● Source:

--- start ---

Answer: The most immediate relevant answer is race, location, and control of the global humanitarian discourse. Europeans and North Americans more easily identify with white Christians than with dark-skinned Muslims which are generally perceived as a threat or burden. Ukraine is part of the West, indeed geographically part of Europe, and for this reason seems naturally to fall withing the existential parameters of ‘the European security community.’ It seems evident that print and TV media discursively reinforce these double standards by their selective practices of coverage that mirror the impact of race and location. The obsessive daily attention given to the destruction attributable to Russian military action in Ukraine contrasts with the scant attention given such occurrences in such prior similar situations as in Vietnam, Iraq, Afghanistan, and Libya.

Beyond these considerations, the war in Ukraine is also a crucial geopolitical battleground, pitting the U.S. against Russia, reviving the Cold War spirit of ideological confrontation although rephrased as ‘democracy’ versus ‘autocracy.’ Part of the political mix in this present setting is also China, and the evident motivation of the U.S. to warn China (by way of Russia) that if it attacks Taiwan it will face a unified national resistance reinforced by military and diplomatic support from the West that at minimum will impose punitive, damaging sanctions. As the war drags on it has become evident that the U.S. Government cannot make up its mind whether it should solicit China as a peacemaker to end the Ukraine War or treat China as a secondary adversary, lending indirect support to Russia, and this to be confronted and even sanctioned. U.S. uncertainty at this stage may reflect a split among foreign policy advisors in Washington who favor diplomacy to end the Ukraine War and those who give priority to humiliating Russia and Putin even at the cost of extending the war indefinitely.

And also it seems there are different kinds of occupation, good occupation, and bad occupation. Why occupation of Palestinian lands is treated totally differently from the occupation of European lands? 

Once more the different responses to foreign occupations reflects the tensions between the norms of international law that specify equal treatment for foreign occupations, and the practices of geopolitics that allow certain states to defy this norm without suffering adverse consequences. Israel is shielded from compliance with international law because it is freed from the burdens of accountability by the geopolitical protection it receives from the U.S., often reinforced by further support received from France and the UK. Other situations that manifest similar problems are Western Sahara and Kashmir. Geopolitics is based on inconsistency arising from varying patterns of inter-governmental alignment, whereas international law is in conception independent of alignment and relative capabilities, although in practice its applicability is often subject to being subordinated to logic of dominance, performing as a tool of geopolitical actors.

--- end ---

● Complete the following:
1. Condense the paragraph in the commentary on the Ukraine war that begins "Beyond these considerations" into a short bulleted list that keeps its main points.
2. Pick up the commentary on the Ukraine war after its final sentence and keep writing from there.

● Collected data:
--- start ---

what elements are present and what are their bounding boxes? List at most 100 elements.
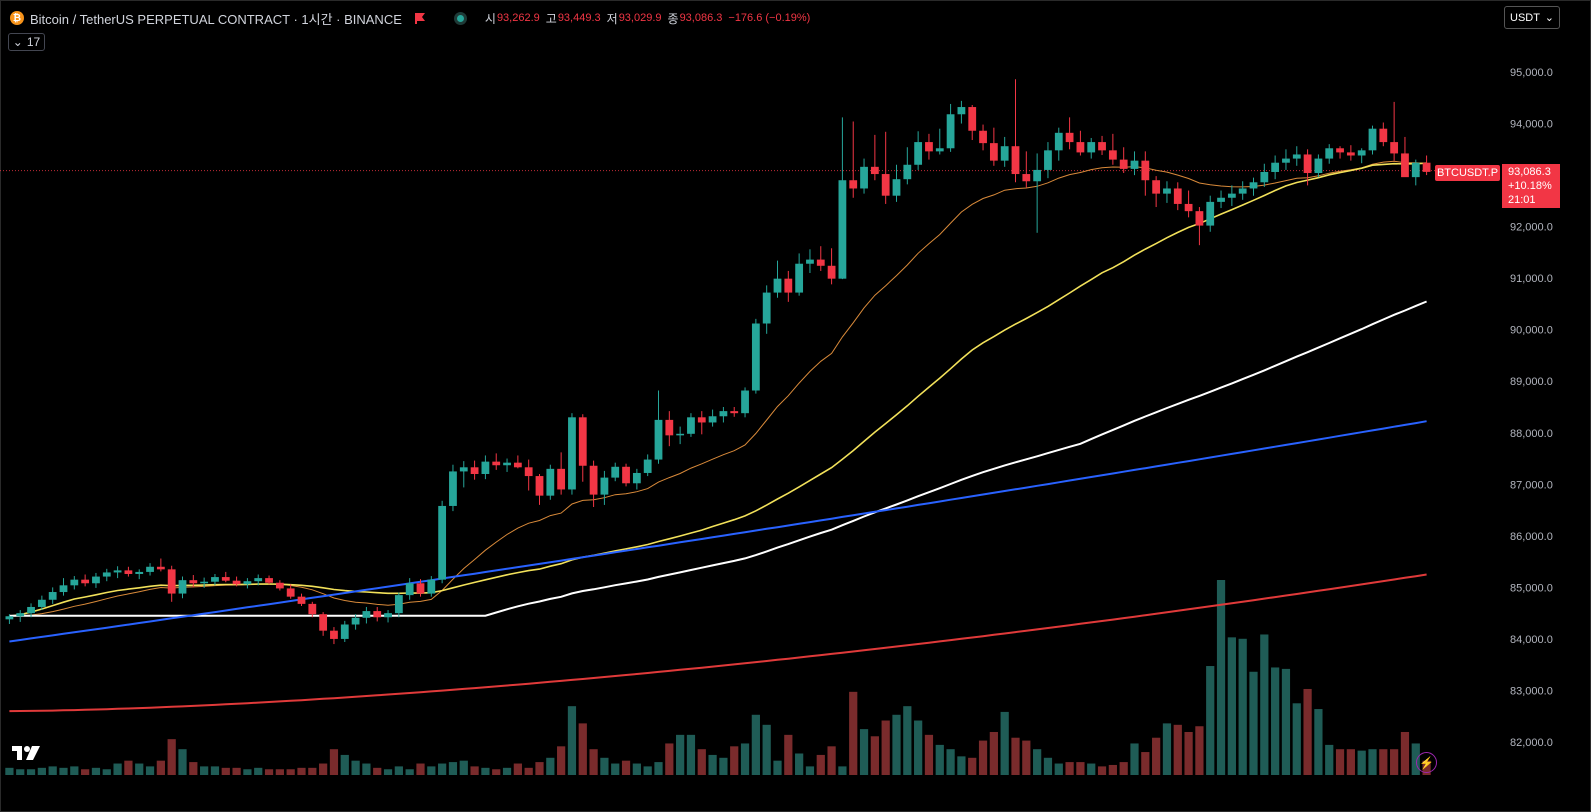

--- end ---

● Task-by-task answers:
1.
- The Ukraine war is a crucial geopolitical battleground between the U.S. and Russia. It revives the Cold War spirit of ideological confrontation, now framed as "democracy" versus "autocracy."
- China is part of the mix. The U.S. appears to be warning China, by way of Russia, that an attack on Taiwan would meet unified national resistance backed by Western military and diplomatic support and, at minimum, punitive, damaging sanctions.
- The U.S. Government cannot decide whether to seek China as a peacemaker or treat it as a secondary adversary that indirectly supports Russia and should be confronted and even sanctioned.
- This uncertainty may reflect a split among Washington's foreign policy advisors. Some favor diplomacy to end the war, and others prioritize humiliating Russia and Putin even at the cost of extending the war indefinitely.

2.
What is the main reason behind the war in Ukraine? Is it a geopolitical one? Isn’t it endangering world security? Won’t the west sanctions and pressures on Russia make Moscow’s behavior more aggressive?

The geopolitical stakes are high. It is a two-level war, consisting of direct combat on the ground and in the air between Russia and Ukraine and a second geopolitical war between Russia and the United States over the character of world order after the Cold War. Russia is seeking to reassert a traditional sphere of influence over its ‘near abroad,’ and by doing so, challenging the American claims to be responsible for global security throughout the planet, which the U.S. has been doing since the world political system became unipolar after the collapse of the Soviet Union 30 years ago. Russia and China are trying to establish a more traditional type of geopolitical relations based on the premise of multipolarity as well as spheres of influence of the sort respected throughout the Cold War. Even during the provocative Soviet interventions in East European countries during the 1950s, the West refrained from counter-intervening, sensing that such an escalation could trigger World War III and the use of nuclear weaponry by both sides. The secondary objective of the U.S. in carrying forward the geopolitical war is to warn China not to challenge the existing situation in the South China Seas, especially bearing on future of Taiwan.

What will be the impact of this war the EU economy especially the economy of countries like Germany? 

It is difficult to assess the economic effects of the Ukraine War. It depends on a number of imponderables—the longer the war continues, the more severe the inflationary impact on prices of food and energy, as well as causing shortages of supply; the greater the effort made by Russia to impose costs on European countries that go along with anti-Russian sanctions, the greater will be the burdens borne, especially by Germany. The U.S. does not have a sufficient capability to offset this burden by becoming an increased source of food and energy at affordable prices. It is faced with its own critical internal problems, among them a huge over-investment in unusable military assets and an inflationary spiral that is already generating political instability.

What are the impact of this war on the US economy?

It is difficult to trace causal relations, but most economists agree that rising prices of food and energy, declining prospects of trade and investment, are having a generally harmful effect on U.S. economic conditions, especially in certain sectors, with the poor feeling most of the pain. To be sure, some private sector interests are benefiting: arms sales, gas and oil development, nuclear power, and looking to the future, construction industries and suppliers partaking in likely massive post-conflict restorative activity in Ukraine, likely to be subsidized by generous funding from Europe, North America, and possibly Japan.

How will the result of this war affect world order? Can it also lead to changes in UN structure? After the Ukraine war will the US and western powers enjoy the same influence in the world order that they enjoyed before the war?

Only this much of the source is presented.